EXERCISE DETAILS
Search the records that follow and extract every line containing the string "upper".

GIVEN INFORMATION
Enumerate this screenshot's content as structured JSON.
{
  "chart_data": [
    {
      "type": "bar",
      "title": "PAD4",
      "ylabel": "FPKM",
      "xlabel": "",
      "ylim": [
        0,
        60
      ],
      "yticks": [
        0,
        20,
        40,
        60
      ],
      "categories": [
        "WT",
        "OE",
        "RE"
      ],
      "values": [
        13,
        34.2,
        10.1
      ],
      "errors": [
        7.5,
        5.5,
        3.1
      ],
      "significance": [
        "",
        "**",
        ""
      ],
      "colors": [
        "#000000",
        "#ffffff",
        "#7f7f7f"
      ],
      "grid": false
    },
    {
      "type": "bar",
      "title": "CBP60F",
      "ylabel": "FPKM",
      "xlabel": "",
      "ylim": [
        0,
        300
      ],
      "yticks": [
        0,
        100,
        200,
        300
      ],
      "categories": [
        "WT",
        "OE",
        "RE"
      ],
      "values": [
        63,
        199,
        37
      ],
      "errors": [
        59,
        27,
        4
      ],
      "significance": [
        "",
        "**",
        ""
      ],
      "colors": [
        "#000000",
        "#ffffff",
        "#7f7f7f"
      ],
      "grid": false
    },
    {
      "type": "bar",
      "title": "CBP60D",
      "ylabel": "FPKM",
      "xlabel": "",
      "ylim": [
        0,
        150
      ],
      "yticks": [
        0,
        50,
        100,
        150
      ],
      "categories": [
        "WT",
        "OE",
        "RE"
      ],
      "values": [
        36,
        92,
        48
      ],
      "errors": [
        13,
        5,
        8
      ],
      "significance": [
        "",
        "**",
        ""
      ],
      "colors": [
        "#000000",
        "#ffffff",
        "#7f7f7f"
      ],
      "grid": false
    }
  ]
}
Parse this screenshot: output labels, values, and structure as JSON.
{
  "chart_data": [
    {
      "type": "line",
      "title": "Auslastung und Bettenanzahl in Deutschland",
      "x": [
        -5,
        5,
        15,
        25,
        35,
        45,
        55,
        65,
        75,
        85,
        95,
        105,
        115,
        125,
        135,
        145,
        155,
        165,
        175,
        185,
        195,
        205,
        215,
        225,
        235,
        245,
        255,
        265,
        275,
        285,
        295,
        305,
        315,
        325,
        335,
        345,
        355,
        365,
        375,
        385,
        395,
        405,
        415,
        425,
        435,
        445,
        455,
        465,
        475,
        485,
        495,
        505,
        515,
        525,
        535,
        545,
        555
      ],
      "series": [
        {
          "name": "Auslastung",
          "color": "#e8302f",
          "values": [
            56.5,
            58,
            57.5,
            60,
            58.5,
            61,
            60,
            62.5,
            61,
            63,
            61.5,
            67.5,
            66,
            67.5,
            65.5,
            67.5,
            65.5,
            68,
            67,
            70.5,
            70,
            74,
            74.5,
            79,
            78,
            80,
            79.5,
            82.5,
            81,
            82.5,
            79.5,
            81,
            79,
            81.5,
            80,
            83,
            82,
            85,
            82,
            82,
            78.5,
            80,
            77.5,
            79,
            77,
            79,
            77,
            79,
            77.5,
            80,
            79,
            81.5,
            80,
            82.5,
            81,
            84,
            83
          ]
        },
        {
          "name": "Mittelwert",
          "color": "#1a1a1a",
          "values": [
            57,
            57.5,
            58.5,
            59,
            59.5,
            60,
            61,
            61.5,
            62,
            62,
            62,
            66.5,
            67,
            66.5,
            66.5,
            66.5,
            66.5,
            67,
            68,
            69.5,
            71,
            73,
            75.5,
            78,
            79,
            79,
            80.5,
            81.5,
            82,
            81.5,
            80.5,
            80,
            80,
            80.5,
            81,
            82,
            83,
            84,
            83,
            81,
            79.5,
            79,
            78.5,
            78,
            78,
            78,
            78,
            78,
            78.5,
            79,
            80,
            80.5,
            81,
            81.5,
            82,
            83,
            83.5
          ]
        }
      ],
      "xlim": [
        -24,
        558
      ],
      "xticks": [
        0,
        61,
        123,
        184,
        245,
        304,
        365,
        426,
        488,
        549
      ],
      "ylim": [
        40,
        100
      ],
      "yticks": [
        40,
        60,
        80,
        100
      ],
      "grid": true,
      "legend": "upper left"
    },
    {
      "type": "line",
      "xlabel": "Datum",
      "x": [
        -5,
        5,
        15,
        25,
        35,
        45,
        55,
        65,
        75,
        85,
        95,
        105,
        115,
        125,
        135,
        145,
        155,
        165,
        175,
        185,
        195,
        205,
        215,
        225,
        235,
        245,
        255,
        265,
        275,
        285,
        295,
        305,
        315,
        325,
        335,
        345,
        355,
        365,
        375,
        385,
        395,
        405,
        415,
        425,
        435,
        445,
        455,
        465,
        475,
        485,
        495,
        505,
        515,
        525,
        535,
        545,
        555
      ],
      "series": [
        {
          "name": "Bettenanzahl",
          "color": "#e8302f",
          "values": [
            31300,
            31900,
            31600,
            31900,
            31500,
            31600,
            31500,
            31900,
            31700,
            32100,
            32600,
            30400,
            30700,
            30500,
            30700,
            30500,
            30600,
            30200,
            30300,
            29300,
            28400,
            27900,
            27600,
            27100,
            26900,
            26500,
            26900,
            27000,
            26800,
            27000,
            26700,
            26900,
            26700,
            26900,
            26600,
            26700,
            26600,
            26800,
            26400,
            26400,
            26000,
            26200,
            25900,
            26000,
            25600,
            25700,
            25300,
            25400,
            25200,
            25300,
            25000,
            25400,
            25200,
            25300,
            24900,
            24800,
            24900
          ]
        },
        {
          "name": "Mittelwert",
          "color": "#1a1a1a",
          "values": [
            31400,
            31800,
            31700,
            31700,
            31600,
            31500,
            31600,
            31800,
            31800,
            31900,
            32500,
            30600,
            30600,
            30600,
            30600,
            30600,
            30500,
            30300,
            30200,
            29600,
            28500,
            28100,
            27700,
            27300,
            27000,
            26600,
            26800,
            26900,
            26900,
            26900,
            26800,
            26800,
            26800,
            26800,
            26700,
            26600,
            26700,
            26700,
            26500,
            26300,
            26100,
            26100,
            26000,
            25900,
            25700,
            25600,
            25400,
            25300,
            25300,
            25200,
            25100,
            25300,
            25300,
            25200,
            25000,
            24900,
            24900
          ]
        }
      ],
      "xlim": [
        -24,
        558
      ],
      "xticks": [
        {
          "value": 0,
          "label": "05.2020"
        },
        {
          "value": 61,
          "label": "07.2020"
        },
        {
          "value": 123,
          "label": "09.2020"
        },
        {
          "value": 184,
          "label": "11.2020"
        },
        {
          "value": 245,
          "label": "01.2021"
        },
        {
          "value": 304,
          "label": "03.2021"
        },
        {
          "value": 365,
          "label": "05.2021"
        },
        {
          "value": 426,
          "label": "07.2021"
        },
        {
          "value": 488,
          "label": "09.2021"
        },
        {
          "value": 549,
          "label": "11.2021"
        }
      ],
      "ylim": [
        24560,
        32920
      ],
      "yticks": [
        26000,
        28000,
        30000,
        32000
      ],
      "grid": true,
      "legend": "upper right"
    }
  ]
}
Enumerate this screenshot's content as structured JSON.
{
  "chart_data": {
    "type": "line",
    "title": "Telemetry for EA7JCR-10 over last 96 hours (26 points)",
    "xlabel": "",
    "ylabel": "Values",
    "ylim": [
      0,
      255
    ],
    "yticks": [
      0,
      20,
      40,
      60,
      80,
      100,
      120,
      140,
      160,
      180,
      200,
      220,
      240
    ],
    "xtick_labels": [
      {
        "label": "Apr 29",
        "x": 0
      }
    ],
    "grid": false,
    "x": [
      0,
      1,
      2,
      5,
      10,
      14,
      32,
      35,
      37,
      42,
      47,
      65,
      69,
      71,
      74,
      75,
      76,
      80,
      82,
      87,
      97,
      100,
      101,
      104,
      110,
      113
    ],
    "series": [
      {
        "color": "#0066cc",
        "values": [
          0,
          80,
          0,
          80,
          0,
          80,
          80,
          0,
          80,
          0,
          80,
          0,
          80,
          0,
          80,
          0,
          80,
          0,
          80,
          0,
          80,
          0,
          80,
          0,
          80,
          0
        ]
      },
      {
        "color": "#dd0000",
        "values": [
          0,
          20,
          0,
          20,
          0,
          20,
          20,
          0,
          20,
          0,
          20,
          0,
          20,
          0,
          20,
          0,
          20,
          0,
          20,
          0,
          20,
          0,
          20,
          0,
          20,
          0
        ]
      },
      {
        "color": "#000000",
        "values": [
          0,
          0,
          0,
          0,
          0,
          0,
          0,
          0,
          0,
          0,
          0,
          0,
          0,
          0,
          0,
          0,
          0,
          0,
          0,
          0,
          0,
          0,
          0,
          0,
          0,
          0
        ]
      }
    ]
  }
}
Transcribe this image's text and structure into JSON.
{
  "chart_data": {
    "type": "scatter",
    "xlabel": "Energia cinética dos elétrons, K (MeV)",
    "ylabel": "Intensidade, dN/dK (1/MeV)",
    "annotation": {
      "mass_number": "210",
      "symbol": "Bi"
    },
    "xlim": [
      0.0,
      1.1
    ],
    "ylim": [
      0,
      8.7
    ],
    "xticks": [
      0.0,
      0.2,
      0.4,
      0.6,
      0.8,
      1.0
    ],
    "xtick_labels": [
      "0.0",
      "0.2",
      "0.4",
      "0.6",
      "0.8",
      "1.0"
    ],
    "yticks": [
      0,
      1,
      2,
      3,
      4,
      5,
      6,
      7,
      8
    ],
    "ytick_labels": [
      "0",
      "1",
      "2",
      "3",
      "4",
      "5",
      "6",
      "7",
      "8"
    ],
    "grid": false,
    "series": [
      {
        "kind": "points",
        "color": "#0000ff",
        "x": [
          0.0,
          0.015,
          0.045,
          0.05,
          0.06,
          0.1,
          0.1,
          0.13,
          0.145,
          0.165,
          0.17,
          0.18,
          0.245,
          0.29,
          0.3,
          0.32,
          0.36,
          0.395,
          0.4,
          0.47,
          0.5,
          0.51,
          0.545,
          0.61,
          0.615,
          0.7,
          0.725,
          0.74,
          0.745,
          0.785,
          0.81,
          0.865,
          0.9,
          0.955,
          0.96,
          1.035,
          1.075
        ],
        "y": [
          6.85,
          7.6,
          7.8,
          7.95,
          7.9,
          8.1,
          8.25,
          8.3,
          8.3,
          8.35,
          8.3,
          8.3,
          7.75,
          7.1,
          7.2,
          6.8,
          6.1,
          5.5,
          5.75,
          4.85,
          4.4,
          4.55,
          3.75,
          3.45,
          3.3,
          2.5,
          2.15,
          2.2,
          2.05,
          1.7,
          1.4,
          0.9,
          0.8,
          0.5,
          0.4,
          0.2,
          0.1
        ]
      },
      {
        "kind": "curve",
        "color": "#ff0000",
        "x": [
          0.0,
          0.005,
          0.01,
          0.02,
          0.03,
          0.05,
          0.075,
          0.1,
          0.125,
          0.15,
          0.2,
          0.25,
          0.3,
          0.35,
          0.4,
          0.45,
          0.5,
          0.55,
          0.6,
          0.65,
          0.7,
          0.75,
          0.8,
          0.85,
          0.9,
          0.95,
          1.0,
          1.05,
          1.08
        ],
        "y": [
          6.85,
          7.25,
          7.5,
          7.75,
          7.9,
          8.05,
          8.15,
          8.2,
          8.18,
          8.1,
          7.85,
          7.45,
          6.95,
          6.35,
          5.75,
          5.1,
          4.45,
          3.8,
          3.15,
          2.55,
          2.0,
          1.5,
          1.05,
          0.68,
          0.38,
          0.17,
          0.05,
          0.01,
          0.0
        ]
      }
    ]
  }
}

SOLUTION TO THIS TASK
      "legend": "upper left"
      "legend": "upper right"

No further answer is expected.